▶ **Given exercise**: Look for the string "Nombre" and copy every line that has it.
===== Items
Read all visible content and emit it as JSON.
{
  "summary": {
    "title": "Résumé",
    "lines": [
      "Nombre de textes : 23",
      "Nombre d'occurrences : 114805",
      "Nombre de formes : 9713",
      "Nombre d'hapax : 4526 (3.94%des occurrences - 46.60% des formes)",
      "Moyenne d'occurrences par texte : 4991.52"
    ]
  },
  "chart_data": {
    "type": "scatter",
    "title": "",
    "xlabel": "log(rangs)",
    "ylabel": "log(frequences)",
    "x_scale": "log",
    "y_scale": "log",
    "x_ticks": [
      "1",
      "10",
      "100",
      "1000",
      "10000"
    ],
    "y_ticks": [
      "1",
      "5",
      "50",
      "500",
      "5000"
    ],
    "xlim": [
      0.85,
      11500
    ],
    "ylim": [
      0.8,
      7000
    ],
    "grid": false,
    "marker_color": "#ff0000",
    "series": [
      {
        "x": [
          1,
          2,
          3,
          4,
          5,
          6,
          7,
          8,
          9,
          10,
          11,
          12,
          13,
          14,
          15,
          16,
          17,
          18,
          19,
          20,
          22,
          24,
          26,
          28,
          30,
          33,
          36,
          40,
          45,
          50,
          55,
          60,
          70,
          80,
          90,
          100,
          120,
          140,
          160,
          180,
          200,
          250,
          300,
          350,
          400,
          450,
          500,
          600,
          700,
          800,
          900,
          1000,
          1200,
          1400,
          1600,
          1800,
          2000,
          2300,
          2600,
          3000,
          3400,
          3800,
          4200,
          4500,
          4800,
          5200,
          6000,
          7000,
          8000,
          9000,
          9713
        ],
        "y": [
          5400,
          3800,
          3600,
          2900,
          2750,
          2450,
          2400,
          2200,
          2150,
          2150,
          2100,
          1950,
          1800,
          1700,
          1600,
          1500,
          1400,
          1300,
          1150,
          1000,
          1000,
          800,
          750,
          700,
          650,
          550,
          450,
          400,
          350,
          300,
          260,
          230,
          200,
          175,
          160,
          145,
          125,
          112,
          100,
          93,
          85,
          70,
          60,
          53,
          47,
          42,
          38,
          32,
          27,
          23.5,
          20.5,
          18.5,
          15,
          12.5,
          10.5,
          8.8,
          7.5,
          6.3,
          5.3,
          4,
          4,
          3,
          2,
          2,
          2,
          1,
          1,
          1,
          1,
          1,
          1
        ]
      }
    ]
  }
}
==========
▶ **The answer**:
      "Nombre de textes : 23",
      "Nombre d'occurrences : 114805",
      "Nombre de formes : 9713",
      "Nombre d'hapax : 4526 (3.94%des occurrences - 46.60% des formes)",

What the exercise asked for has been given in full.